Extracted records:
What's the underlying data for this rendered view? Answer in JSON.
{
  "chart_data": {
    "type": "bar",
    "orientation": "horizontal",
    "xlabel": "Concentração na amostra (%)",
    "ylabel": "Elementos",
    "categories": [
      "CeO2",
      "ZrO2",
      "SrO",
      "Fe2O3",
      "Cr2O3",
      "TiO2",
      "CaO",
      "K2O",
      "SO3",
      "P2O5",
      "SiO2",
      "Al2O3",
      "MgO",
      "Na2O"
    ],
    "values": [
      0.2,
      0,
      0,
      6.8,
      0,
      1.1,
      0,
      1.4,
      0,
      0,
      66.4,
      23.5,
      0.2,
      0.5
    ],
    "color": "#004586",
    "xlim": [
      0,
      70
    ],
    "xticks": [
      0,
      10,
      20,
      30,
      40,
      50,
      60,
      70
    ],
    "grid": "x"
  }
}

Written problem: All of the data above should be transcribed exactly.

Response to the exercise:
What's the underlying data for this rendered view? Answer in JSON.
{
  "chart_data": {
    "type": "bar",
    "orientation": "horizontal",
    "xlabel": "Concentração na amostra (%)",
    "ylabel": "Elementos",
    "categories": [
      "CeO2",
      "ZrO2",
      "SrO",
      "Fe2O3",
      "Cr2O3",
      "TiO2",
      "CaO",
      "K2O",
      "SO3",
      "P2O5",
      "SiO2",
      "Al2O3",
      "MgO",
      "Na2O"
    ],
    "values": [
      0.2,
      0,
      0,
      6.8,
      0,
      1.1,
      0,
      1.4,
      0,
      0,
      66.4,
      23.5,
      0.2,
      0.5
    ],
    "color": "#004586",
    "xlim": [
      0,
      70
    ],
    "xticks": [
      0,
      10,
      20,
      30,
      40,
      50,
      60,
      70
    ],
    "grid": "x"
  }
}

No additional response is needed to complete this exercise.